* DIRECTIONS:
Where the data below has the string "Endgerätes", return the whole line.

* RAW DATA:
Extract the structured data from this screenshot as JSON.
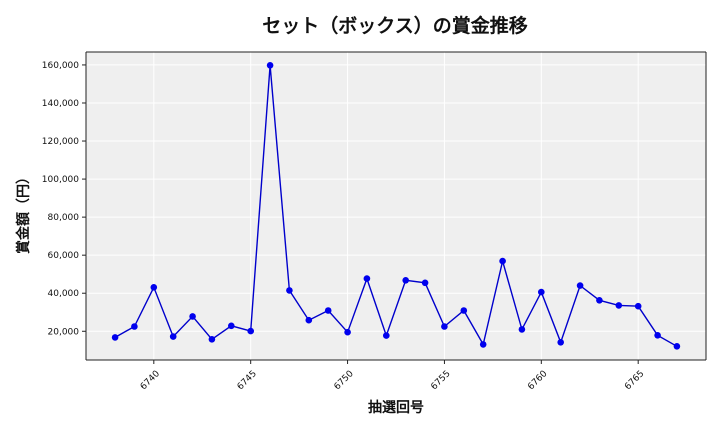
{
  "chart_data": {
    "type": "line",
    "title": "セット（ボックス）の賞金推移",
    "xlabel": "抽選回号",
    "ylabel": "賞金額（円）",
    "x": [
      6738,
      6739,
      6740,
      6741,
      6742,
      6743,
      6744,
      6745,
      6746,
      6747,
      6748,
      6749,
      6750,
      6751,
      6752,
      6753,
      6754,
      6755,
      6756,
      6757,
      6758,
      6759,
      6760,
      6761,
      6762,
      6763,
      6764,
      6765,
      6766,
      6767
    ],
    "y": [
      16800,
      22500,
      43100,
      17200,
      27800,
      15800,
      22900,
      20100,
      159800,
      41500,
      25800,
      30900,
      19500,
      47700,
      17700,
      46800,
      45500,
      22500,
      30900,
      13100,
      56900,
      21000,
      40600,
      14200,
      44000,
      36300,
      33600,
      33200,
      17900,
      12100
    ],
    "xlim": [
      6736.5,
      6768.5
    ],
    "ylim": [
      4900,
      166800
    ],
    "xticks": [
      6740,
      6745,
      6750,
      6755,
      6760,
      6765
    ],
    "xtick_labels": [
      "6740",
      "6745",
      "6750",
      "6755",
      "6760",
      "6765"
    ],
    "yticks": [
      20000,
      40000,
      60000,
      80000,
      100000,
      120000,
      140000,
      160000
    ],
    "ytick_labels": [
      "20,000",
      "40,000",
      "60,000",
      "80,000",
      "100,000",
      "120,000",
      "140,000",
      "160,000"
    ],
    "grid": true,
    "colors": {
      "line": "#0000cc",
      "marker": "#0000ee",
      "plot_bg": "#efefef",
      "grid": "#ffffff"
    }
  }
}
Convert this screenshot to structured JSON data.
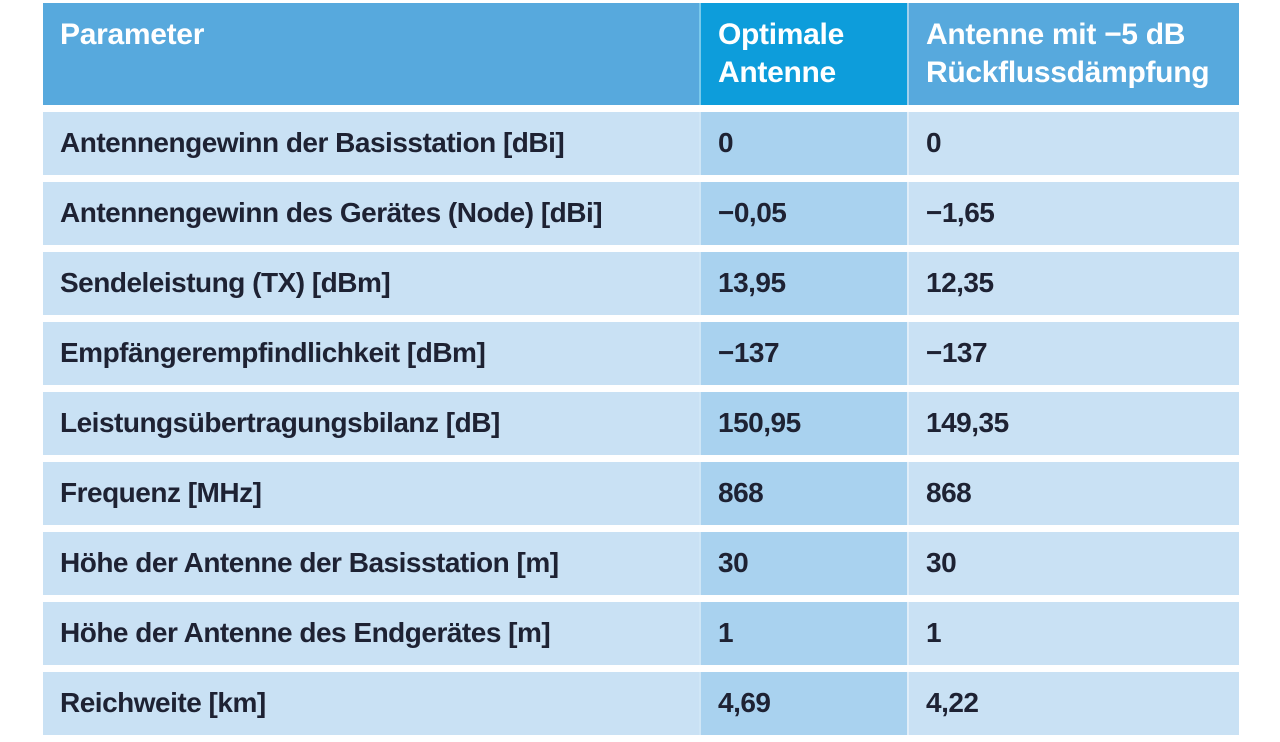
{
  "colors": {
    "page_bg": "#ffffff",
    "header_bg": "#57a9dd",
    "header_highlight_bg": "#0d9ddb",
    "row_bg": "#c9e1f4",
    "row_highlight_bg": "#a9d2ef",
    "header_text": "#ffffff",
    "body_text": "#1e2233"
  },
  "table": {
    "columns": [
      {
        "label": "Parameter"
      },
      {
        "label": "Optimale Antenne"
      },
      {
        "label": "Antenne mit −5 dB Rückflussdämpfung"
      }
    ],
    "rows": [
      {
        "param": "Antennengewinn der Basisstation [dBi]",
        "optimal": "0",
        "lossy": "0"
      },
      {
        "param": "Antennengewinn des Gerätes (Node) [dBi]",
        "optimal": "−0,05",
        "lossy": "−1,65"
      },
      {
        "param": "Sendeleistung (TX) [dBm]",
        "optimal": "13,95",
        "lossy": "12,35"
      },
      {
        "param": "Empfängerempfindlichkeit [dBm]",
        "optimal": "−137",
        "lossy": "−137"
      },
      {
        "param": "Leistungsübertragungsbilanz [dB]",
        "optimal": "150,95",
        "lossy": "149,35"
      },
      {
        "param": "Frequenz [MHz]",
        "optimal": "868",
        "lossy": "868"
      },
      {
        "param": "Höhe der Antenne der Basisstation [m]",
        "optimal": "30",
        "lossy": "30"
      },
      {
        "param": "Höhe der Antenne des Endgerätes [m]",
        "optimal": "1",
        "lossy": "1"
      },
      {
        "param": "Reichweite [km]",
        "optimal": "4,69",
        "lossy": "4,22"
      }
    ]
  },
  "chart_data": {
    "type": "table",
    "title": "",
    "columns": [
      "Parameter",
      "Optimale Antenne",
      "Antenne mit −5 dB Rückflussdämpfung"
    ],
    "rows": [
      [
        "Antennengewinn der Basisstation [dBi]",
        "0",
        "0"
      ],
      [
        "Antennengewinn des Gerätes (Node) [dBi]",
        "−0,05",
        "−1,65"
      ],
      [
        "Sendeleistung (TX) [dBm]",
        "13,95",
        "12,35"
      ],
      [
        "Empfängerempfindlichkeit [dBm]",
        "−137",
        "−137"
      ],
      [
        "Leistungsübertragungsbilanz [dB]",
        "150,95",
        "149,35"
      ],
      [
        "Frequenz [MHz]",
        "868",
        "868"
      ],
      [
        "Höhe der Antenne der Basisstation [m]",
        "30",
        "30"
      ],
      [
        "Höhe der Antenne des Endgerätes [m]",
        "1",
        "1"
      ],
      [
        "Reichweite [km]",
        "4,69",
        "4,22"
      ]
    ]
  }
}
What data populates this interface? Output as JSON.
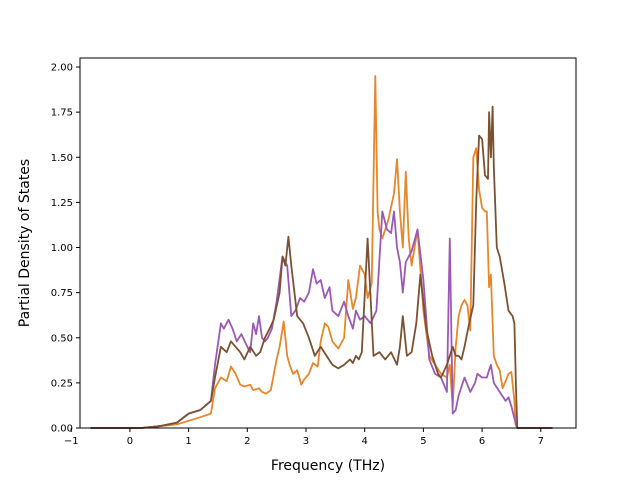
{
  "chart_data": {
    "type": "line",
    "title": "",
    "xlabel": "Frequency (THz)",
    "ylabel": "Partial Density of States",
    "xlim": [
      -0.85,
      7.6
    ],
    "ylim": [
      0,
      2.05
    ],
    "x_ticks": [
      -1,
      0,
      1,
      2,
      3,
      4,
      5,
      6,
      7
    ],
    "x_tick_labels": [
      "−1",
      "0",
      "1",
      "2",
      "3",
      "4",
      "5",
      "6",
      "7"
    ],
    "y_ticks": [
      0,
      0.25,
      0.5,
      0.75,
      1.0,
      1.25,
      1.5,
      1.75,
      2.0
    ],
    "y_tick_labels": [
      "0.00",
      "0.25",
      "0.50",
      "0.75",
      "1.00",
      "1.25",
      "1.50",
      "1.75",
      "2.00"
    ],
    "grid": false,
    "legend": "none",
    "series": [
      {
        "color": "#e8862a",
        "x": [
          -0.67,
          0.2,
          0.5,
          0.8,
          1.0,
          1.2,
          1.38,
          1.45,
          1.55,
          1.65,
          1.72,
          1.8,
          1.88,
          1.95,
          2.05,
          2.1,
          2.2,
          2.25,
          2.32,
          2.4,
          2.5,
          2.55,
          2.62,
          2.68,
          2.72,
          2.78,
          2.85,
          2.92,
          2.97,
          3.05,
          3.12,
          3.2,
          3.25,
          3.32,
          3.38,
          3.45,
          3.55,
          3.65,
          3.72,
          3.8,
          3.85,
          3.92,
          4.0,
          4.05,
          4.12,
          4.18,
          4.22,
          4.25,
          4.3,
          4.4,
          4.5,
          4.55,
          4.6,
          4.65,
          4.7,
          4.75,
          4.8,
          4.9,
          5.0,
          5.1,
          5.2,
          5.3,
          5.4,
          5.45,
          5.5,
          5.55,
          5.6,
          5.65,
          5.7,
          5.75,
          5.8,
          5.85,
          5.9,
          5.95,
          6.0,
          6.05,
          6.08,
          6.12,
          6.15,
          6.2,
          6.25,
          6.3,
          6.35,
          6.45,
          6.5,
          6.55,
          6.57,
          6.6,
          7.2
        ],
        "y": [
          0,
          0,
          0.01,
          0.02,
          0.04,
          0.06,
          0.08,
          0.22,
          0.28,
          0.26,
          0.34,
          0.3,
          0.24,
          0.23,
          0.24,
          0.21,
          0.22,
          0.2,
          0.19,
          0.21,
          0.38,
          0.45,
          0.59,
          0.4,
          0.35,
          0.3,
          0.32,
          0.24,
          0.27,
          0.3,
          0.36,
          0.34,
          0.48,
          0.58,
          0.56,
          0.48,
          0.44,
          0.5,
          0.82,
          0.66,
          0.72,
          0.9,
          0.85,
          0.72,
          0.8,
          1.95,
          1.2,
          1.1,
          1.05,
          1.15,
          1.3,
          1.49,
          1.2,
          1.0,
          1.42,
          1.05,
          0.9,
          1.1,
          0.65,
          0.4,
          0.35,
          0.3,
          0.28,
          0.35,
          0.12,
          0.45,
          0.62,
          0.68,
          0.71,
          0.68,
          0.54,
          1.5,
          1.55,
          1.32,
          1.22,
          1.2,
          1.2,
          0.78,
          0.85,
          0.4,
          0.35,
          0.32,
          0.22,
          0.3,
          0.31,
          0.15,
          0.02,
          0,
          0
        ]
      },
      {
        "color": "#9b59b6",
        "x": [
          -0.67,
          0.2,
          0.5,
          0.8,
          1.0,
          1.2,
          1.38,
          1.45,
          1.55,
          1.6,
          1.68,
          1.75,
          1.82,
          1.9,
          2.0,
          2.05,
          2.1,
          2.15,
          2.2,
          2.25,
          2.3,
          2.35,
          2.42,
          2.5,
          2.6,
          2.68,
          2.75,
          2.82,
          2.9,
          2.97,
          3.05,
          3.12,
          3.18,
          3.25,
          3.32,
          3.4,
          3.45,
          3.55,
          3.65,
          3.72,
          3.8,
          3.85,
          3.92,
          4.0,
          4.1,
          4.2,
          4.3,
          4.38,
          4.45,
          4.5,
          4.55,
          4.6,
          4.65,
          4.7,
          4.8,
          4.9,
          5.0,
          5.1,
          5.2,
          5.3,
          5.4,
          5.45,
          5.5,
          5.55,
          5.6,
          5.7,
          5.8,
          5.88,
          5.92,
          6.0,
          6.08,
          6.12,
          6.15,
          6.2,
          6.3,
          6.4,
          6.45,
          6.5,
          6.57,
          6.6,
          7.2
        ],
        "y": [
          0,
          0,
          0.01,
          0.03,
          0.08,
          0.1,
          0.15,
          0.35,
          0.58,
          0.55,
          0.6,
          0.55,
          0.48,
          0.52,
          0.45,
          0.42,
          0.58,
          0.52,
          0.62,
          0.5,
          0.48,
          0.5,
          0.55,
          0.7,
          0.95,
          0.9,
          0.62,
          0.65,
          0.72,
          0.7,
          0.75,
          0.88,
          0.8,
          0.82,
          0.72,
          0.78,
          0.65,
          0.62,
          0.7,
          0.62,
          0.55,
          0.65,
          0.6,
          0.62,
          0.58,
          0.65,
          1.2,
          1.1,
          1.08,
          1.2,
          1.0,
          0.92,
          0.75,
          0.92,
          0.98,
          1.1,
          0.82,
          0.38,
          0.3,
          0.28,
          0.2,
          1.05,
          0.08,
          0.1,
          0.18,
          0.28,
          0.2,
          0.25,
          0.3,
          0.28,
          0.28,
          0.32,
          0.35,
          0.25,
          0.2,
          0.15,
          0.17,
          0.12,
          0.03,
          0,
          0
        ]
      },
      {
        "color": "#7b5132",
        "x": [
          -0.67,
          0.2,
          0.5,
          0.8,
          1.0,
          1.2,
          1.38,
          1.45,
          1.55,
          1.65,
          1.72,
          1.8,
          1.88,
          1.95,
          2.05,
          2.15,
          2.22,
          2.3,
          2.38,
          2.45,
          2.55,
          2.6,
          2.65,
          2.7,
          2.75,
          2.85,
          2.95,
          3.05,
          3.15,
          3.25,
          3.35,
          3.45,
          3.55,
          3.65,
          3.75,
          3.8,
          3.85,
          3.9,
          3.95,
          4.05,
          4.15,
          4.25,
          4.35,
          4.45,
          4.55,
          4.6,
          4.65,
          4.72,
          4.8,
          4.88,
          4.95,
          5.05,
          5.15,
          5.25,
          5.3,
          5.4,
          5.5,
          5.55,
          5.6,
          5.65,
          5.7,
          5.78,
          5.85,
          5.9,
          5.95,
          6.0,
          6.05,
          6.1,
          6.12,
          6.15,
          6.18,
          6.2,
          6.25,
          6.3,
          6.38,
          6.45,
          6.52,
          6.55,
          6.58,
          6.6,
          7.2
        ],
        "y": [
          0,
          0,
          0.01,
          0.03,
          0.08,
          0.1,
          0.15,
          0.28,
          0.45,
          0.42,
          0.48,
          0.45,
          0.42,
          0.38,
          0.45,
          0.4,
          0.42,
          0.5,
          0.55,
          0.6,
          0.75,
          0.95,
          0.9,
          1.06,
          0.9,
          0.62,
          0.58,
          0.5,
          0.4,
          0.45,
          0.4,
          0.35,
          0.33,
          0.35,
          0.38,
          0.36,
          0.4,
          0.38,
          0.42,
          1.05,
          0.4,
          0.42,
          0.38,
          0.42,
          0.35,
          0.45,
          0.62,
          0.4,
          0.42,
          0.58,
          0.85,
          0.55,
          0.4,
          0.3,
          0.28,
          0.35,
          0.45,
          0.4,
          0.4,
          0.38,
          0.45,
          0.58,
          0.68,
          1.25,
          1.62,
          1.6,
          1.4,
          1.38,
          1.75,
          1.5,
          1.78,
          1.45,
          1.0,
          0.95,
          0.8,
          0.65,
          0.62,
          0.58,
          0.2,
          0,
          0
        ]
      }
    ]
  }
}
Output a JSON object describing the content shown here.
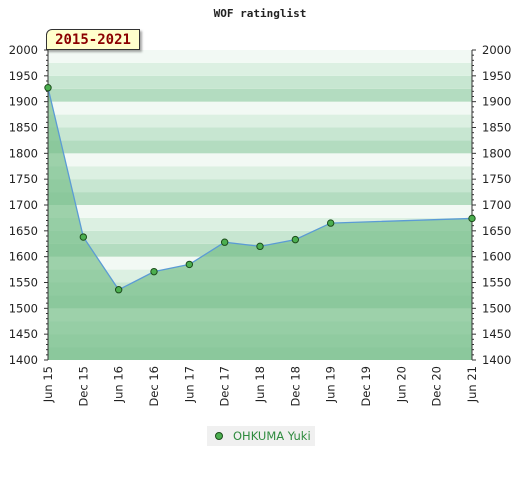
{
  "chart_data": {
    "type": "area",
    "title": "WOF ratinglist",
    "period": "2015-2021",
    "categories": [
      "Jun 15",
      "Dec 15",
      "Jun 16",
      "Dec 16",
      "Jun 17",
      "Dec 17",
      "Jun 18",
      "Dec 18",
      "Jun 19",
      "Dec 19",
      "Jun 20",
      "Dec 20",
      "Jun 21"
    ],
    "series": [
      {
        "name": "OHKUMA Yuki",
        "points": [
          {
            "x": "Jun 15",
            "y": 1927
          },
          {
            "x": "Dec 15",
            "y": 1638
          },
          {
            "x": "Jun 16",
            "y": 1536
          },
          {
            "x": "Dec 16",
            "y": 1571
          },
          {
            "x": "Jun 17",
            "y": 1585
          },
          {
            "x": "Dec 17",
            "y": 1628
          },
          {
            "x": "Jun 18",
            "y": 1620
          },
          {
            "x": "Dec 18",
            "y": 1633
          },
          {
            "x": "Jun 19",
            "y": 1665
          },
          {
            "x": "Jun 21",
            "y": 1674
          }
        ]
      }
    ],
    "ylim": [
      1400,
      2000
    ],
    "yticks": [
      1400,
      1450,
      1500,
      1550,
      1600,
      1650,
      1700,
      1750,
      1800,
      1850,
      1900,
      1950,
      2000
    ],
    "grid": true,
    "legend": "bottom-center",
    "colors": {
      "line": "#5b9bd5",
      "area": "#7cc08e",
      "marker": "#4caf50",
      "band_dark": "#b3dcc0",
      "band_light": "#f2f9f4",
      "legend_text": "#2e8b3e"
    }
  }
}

* ANSWER TO THE PROBLEM:
        "param": "Höhe der Antenne des Endgerätes [m]",
        "Höhe der Antenne des Endgerätes [m]",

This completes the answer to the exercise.